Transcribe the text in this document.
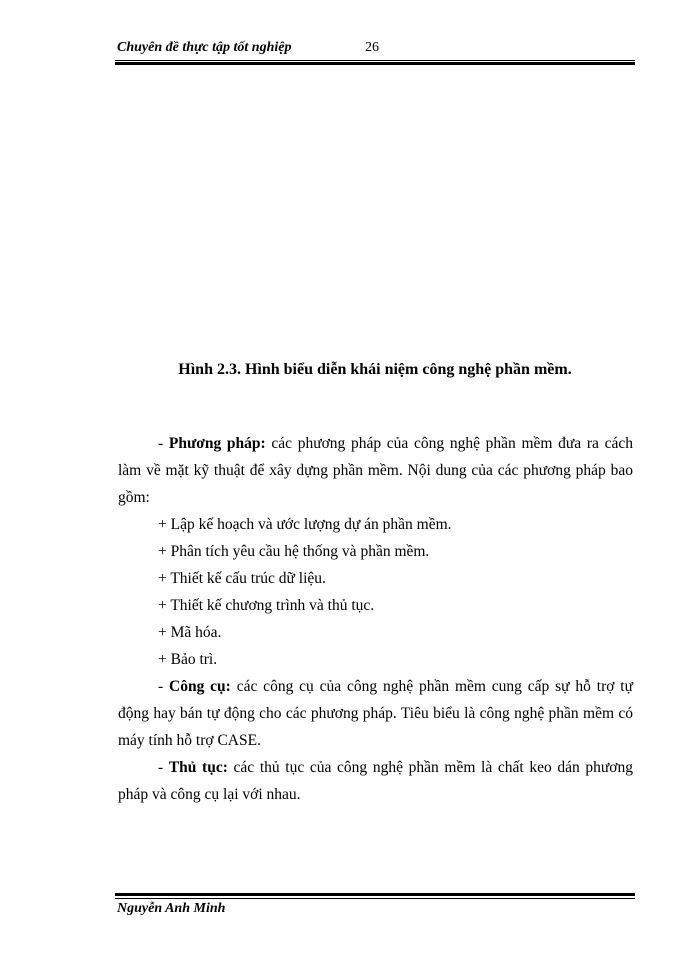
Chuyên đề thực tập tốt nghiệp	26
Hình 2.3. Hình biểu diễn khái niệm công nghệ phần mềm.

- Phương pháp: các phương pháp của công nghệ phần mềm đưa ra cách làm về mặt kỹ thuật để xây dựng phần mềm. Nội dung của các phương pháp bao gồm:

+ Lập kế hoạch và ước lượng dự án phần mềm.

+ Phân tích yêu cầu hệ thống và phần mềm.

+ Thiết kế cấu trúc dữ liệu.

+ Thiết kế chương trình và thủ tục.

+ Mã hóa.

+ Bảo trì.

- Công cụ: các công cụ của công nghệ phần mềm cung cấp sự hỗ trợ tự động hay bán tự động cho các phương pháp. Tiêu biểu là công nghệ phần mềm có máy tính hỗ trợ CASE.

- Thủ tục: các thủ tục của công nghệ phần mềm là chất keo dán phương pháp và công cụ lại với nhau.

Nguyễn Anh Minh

__What you have to do__
Except for the pictures, copy the material above exactly.

__Finished answer__
Transcribe the text in this document.
Chuyên đề thực tập tốt nghiệp	26
Hình 2.3. Hình biểu diễn khái niệm công nghệ phần mềm.

- Phương pháp: các phương pháp của công nghệ phần mềm đưa ra cách làm về mặt kỹ thuật để xây dựng phần mềm. Nội dung của các phương pháp bao gồm:

+ Lập kế hoạch và ước lượng dự án phần mềm.

+ Phân tích yêu cầu hệ thống và phần mềm.

+ Thiết kế cấu trúc dữ liệu.

+ Thiết kế chương trình và thủ tục.

+ Mã hóa.

+ Bảo trì.

- Công cụ: các công cụ của công nghệ phần mềm cung cấp sự hỗ trợ tự động hay bán tự động cho các phương pháp. Tiêu biểu là công nghệ phần mềm có máy tính hỗ trợ CASE.

- Thủ tục: các thủ tục của công nghệ phần mềm là chất keo dán phương pháp và công cụ lại với nhau.

Nguyễn Anh Minh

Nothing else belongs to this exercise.